**Problem requirements**.
Identify the lines that contain the word "accent" and copy each one.

**Material supplied**.

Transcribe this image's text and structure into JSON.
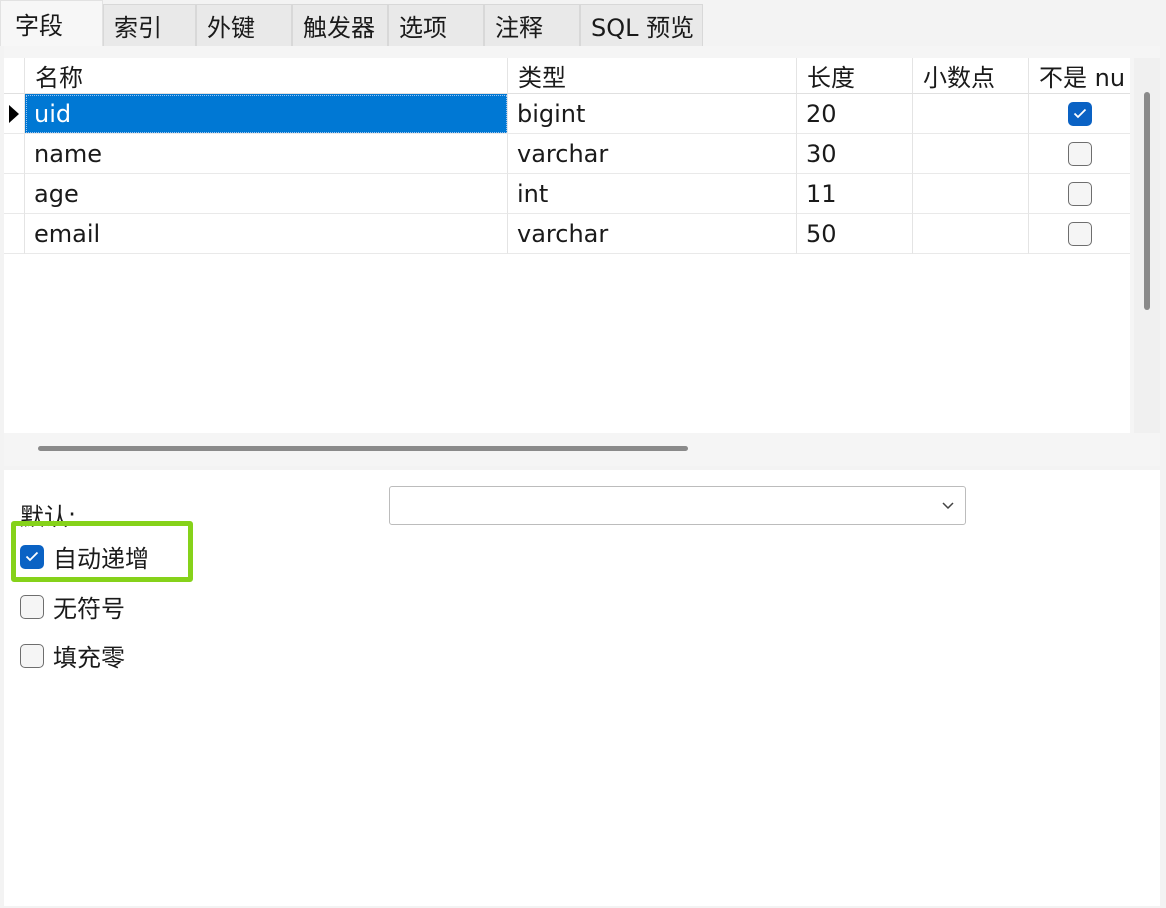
{
  "tabs": [
    {
      "label": "字段",
      "active": true
    },
    {
      "label": "索引",
      "active": false
    },
    {
      "label": "外键",
      "active": false
    },
    {
      "label": "触发器",
      "active": false
    },
    {
      "label": "选项",
      "active": false
    },
    {
      "label": "注释",
      "active": false
    },
    {
      "label": "SQL 预览",
      "active": false
    }
  ],
  "grid": {
    "headers": {
      "name": "名称",
      "type": "类型",
      "length": "长度",
      "decimal": "小数点",
      "not_null": "不是 nu"
    },
    "rows": [
      {
        "name": "uid",
        "type": "bigint",
        "length": "20",
        "decimal": "",
        "not_null": true,
        "selected": true
      },
      {
        "name": "name",
        "type": "varchar",
        "length": "30",
        "decimal": "",
        "not_null": false,
        "selected": false
      },
      {
        "name": "age",
        "type": "int",
        "length": "11",
        "decimal": "",
        "not_null": false,
        "selected": false
      },
      {
        "name": "email",
        "type": "varchar",
        "length": "50",
        "decimal": "",
        "not_null": false,
        "selected": false
      }
    ]
  },
  "props": {
    "default_label": "默认:",
    "default_value": "",
    "auto_increment": {
      "label": "自动递增",
      "checked": true
    },
    "unsigned": {
      "label": "无符号",
      "checked": false
    },
    "zerofill": {
      "label": "填充零",
      "checked": false
    }
  },
  "colors": {
    "accent": "#0078d4",
    "checkbox": "#0a62c4",
    "highlight": "#86d21a"
  }
}
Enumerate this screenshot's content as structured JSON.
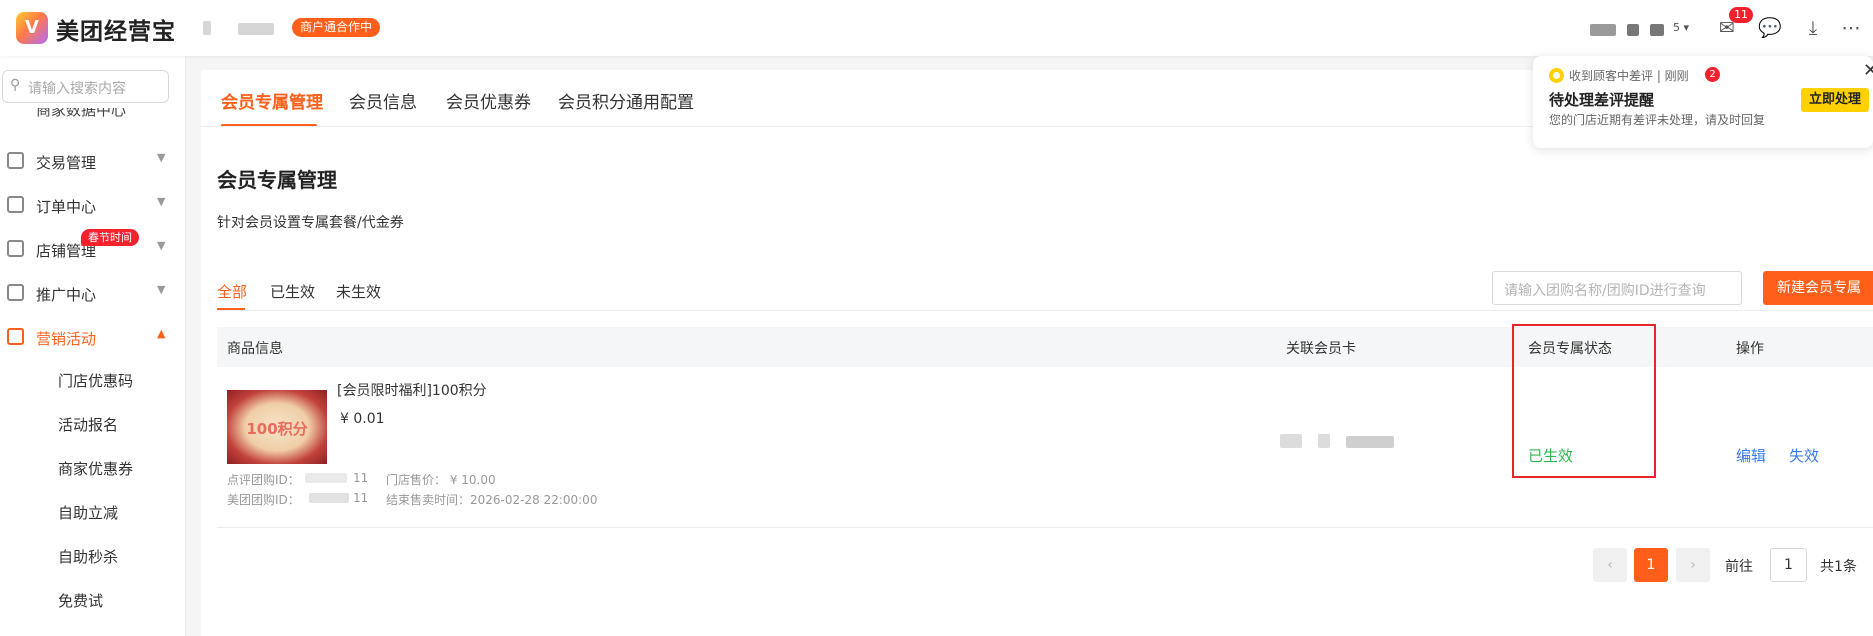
{
  "header": {
    "brand": "美团经营宝",
    "coop_badge": "商户通合作中",
    "message_count": "11"
  },
  "sidebar": {
    "search_placeholder": "请输入搜索内容",
    "items": [
      {
        "label": "交易管理",
        "icon": "transaction-icon"
      },
      {
        "label": "订单中心",
        "icon": "order-icon"
      },
      {
        "label": "店铺管理",
        "icon": "store-icon",
        "tag": "春节时间"
      },
      {
        "label": "推广中心",
        "icon": "megaphone-icon"
      },
      {
        "label": "营销活动",
        "icon": "marketing-icon",
        "active": true
      }
    ],
    "sub_items": [
      "门店优惠码",
      "活动报名",
      "商家优惠券",
      "自助立减",
      "自助秒杀",
      "免费试"
    ]
  },
  "main": {
    "tabs": [
      "会员专属管理",
      "会员信息",
      "会员优惠券",
      "会员积分通用配置"
    ],
    "title": "会员专属管理",
    "description": "针对会员设置专属套餐/代金券",
    "filter_tabs": [
      "全部",
      "已生效",
      "未生效"
    ],
    "query_placeholder": "请输入团购名称/团购ID进行查询",
    "new_button": "新建会员专属",
    "columns": [
      "商品信息",
      "关联会员卡",
      "会员专属状态",
      "操作"
    ],
    "row": {
      "thumb_text": "100积分",
      "title": "[会员限时福利]100积分",
      "price": "¥ 0.01",
      "dp_id_label": "点评团购ID：",
      "dp_id_tail": "11",
      "store_price": "门店售价： ¥ 10.00",
      "mt_id_label": "美团团购ID：",
      "mt_id_tail": "11",
      "end_time": "结束售卖时间：2026-02-28 22:00:00",
      "status": "已生效",
      "actions": [
        "编辑",
        "失效"
      ]
    },
    "pagination": {
      "current": "1",
      "goto_label": "前往",
      "goto_value": "1",
      "total": "共1条"
    }
  },
  "notice": {
    "source": "收到顾客中差评 | 刚刚",
    "count": "2",
    "title": "待处理差评提醒",
    "body": "您的门店近期有差评未处理，请及时回复",
    "button": "立即处理"
  },
  "colors": {
    "accent": "#ff5f1a",
    "success": "#2db84d",
    "link": "#3b7bf0",
    "highlight": "#e8252b"
  }
}
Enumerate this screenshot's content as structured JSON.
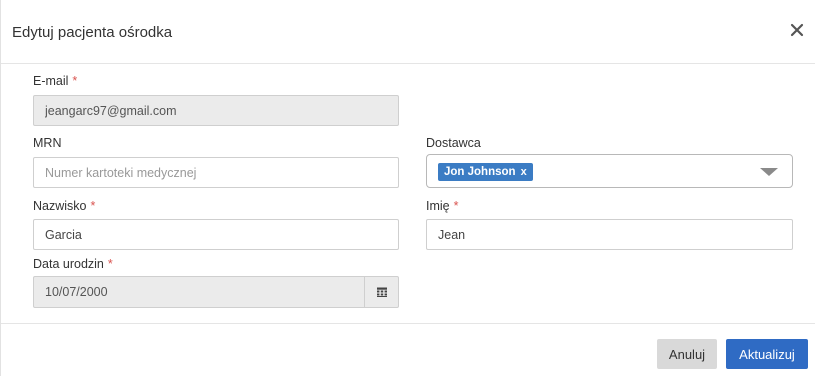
{
  "modal": {
    "title": "Edytuj pacjenta ośrodka",
    "close_icon": "close-icon"
  },
  "form": {
    "email": {
      "label": "E-mail",
      "required": "*",
      "value": "jeangarc97@gmail.com"
    },
    "mrn": {
      "label": "MRN",
      "placeholder": "Numer kartoteki medycznej",
      "value": ""
    },
    "provider": {
      "label": "Dostawca",
      "selected": "Jon Johnson",
      "remove": "x",
      "caret_icon": "chevron-down-icon"
    },
    "last_name": {
      "label": "Nazwisko",
      "required": "*",
      "value": "Garcia"
    },
    "first_name": {
      "label": "Imię",
      "required": "*",
      "value": "Jean"
    },
    "dob": {
      "label": "Data urodzin",
      "required": "*",
      "value": "10/07/2000",
      "icon": "calendar-icon"
    }
  },
  "footer": {
    "cancel_label": "Anuluj",
    "submit_label": "Aktualizuj"
  },
  "colors": {
    "primary": "#2f6bc4",
    "tag": "#3b7cc4",
    "required": "#d9534f",
    "disabled_bg": "#ebebeb"
  }
}
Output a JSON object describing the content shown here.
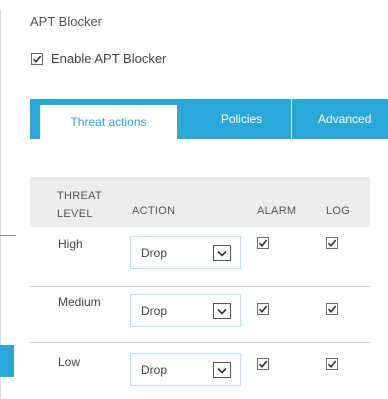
{
  "panel": {
    "title": "APT Blocker",
    "enable_label": "Enable APT Blocker",
    "enable_checked": true
  },
  "tabs": [
    {
      "label": "Threat actions",
      "active": true
    },
    {
      "label": "Policies",
      "active": false
    },
    {
      "label": "Advanced",
      "active": false
    }
  ],
  "table": {
    "headers": {
      "threat_level_line1": "THREAT",
      "threat_level_line2": "LEVEL",
      "action": "ACTION",
      "alarm": "ALARM",
      "log": "LOG"
    },
    "rows": [
      {
        "level": "High",
        "action": "Drop",
        "alarm": true,
        "log": true
      },
      {
        "level": "Medium",
        "action": "Drop",
        "alarm": true,
        "log": true
      },
      {
        "level": "Low",
        "action": "Drop",
        "alarm": true,
        "log": true
      }
    ]
  },
  "colors": {
    "accent": "#2aa7d9",
    "header_band": "#ececec"
  }
}
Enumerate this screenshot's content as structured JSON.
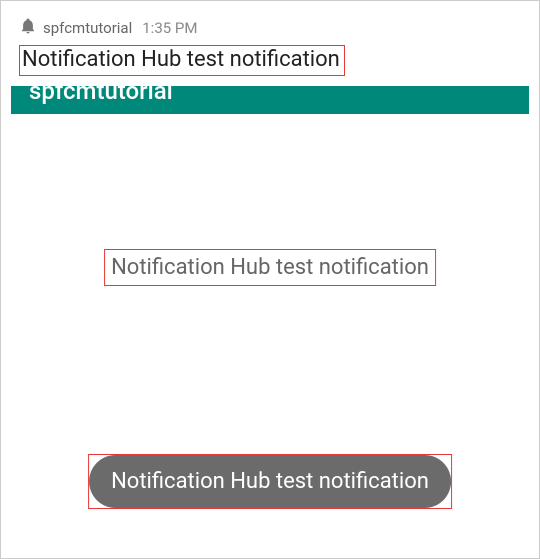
{
  "notification": {
    "app_name": "spfcmtutorial",
    "time": "1:35 PM",
    "title": "Notification Hub test notification"
  },
  "app_bar": {
    "title": "spfcmtutorial"
  },
  "dialog": {
    "message": "Notification Hub test notification"
  },
  "toast": {
    "message": "Notification Hub test notification"
  }
}
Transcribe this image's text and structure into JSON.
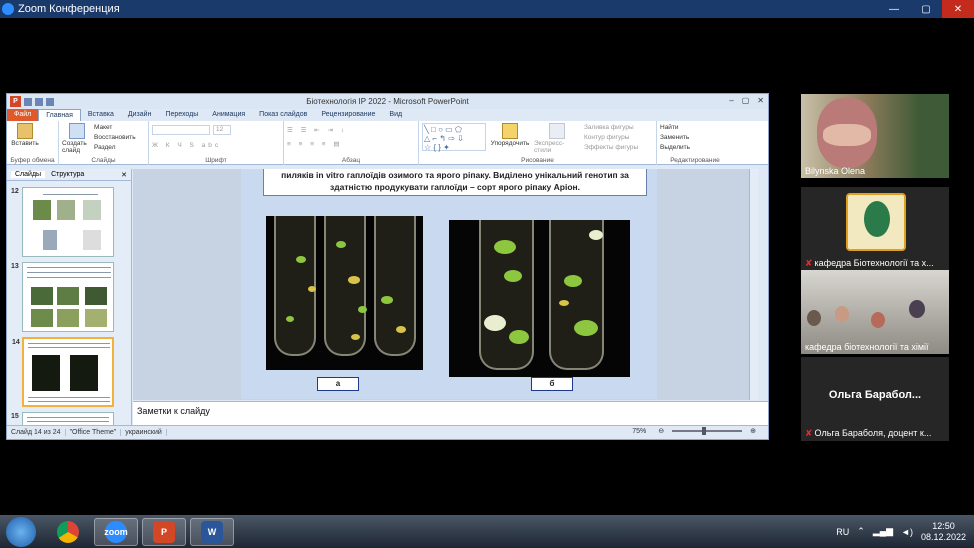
{
  "zoom": {
    "title": "Zoom Конференция"
  },
  "ppt": {
    "title": "Біотехнологія ІР 2022  -  Microsoft PowerPoint",
    "tabs": [
      "Файл",
      "Главная",
      "Вставка",
      "Дизайн",
      "Переходы",
      "Анимация",
      "Показ слайдов",
      "Рецензирование",
      "Вид"
    ],
    "ribbon": {
      "paste": "Вставить",
      "clipboard_group": "Буфер обмена",
      "create_slide": "Создать слайд",
      "layout": "Макет",
      "reset": "Восстановить",
      "section": "Раздел",
      "slides_group": "Слайды",
      "font_size": "12",
      "font_group": "Шрифт",
      "paragraph_group": "Абзац",
      "arrange": "Упорядочить",
      "quick_styles": "Экспресс-стили",
      "shape_fill": "Заливка фигуры",
      "shape_outline": "Контур фигуры",
      "shape_effects": "Эффекты фигуры",
      "drawing_group": "Рисование",
      "find": "Найти",
      "replace": "Заменить",
      "select": "Выделить",
      "editing_group": "Редактирование"
    },
    "left_pane": {
      "tab_slides": "Слайды",
      "tab_outline": "Структура",
      "slide_numbers": [
        "12",
        "13",
        "14",
        "15"
      ]
    },
    "slide": {
      "text_line1": "пиляків in vitro  гаплоїдів озимого та ярого ріпаку. Виділено унікальний генотип за",
      "text_line2": "здатністю продукувати гаплоїди – сорт ярого ріпаку Аріон.",
      "caption_a": "а",
      "caption_b": "б"
    },
    "notes_placeholder": "Заметки к слайду",
    "status": {
      "slide_info": "Слайд 14 из 24",
      "theme": "\"Office Theme\"",
      "language": "украинский",
      "zoom": "75%"
    }
  },
  "participants": [
    {
      "name": "Bilynska Olena",
      "muted": false
    },
    {
      "name": "кафедра Біотехнології та х...",
      "muted": true
    },
    {
      "name": "кафедра біотехнології та хімії",
      "muted": false
    },
    {
      "name": "Ольга Бараболя, доцент к...",
      "muted": true,
      "display_name": "Ольга  Барабол..."
    }
  ],
  "taskbar": {
    "apps": [
      "Chrome",
      "Zoom",
      "PowerPoint",
      "Word"
    ],
    "language": "RU",
    "time": "12:50",
    "date": "08.12.2022"
  }
}
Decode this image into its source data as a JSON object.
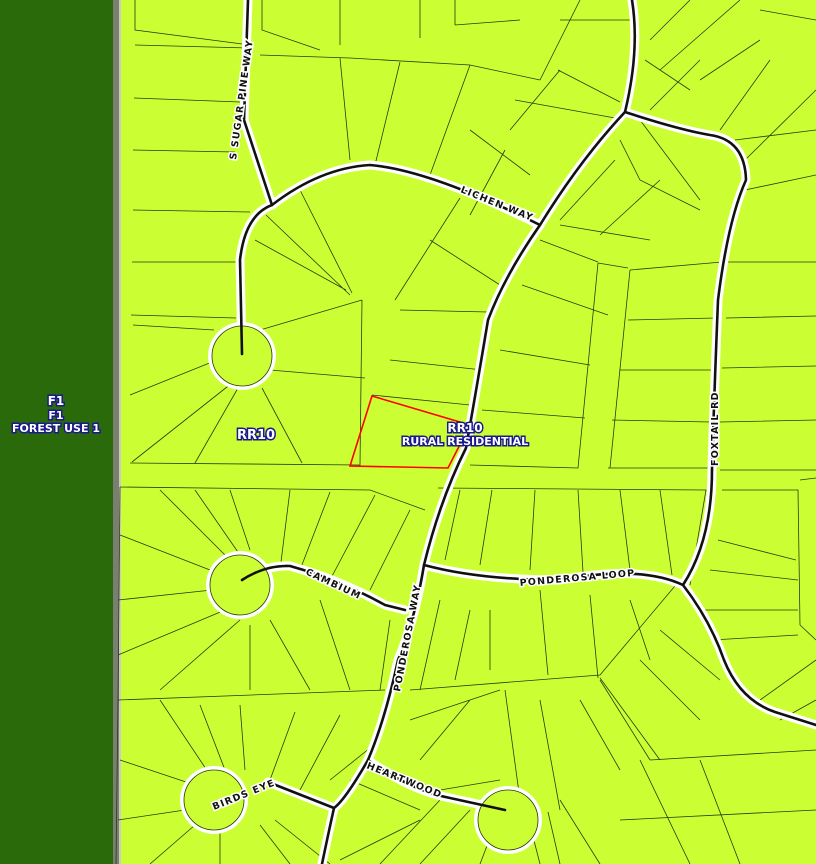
{
  "map": {
    "background_color": "#ccff33",
    "forest_color": "#2b6a0a",
    "selected_parcel_color": "#ff0000"
  },
  "zones": {
    "forest": {
      "code": "F1",
      "code2": "F1",
      "name": "FOREST USE 1"
    },
    "rr_west": {
      "code": "RR10"
    },
    "rr_center": {
      "code": "RR10",
      "name": "RURAL RESIDENTIAL"
    }
  },
  "roads": {
    "sugar_pine": "S SUGAR PINE WAY",
    "lichen": "LICHEN WAY",
    "foxtail": "FOXTAIL RD",
    "ponderosa_loop": "PONDEROSA LOOP",
    "cambium": "CAMBIUM",
    "ponderosa_way": "PONDEROSA WAY",
    "heartwood": "HEARTWOOD",
    "birds_eye": "BIRDS EYE"
  }
}
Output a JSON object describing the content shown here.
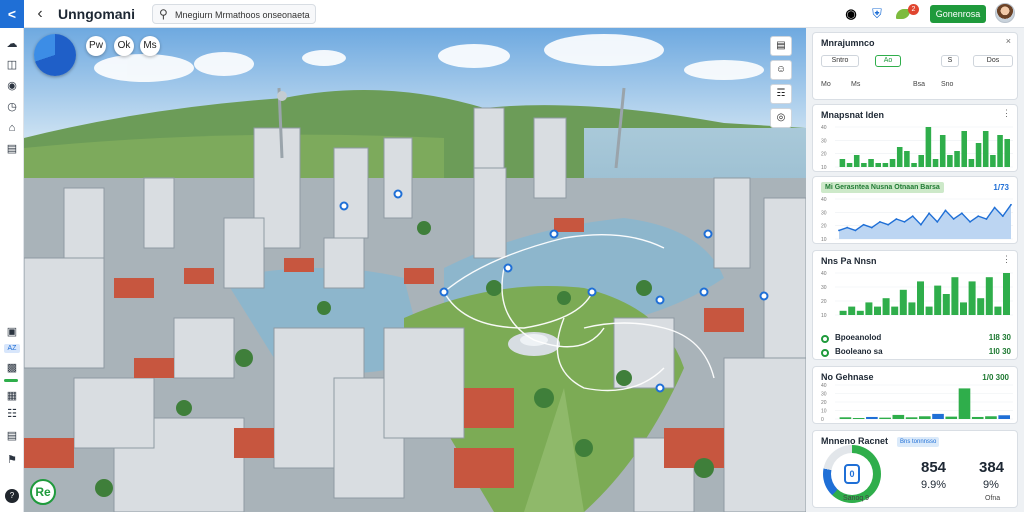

**Reply**.
    "accent": "#0078d4",
    "accent": "#ff5f1a",
    "accent": "#2aa7d9",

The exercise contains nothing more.